**Description of the task**: Gather all lines in the entries below that include the word "sotto".

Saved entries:
══════════════════════════════

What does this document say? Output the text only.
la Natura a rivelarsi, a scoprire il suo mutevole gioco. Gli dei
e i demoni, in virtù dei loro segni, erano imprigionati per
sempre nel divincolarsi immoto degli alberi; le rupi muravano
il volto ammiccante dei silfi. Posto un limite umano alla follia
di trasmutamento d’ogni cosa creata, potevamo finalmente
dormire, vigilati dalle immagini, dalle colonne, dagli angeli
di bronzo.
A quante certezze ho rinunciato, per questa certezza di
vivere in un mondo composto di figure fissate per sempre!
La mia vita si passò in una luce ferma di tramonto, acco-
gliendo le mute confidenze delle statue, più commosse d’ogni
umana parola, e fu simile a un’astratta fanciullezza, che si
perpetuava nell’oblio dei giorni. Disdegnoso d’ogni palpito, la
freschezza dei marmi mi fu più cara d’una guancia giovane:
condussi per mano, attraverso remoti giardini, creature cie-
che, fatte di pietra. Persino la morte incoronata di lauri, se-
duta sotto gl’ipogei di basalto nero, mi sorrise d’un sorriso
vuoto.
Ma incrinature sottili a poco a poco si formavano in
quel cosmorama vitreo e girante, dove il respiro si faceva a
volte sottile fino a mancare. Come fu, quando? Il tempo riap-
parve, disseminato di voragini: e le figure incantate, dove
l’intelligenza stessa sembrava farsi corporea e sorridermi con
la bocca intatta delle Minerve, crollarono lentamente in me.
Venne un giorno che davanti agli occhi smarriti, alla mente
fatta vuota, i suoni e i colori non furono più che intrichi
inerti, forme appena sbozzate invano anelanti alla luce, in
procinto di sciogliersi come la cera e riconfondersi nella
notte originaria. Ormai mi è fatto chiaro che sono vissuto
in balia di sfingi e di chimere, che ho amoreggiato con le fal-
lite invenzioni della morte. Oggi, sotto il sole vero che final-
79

══════════════════════════════

**Task output**:
duta sotto gl’ipogei di basalto nero, mi sorrise d’un sorriso
lite invenzioni della morte. Oggi, sotto il sole vero che final-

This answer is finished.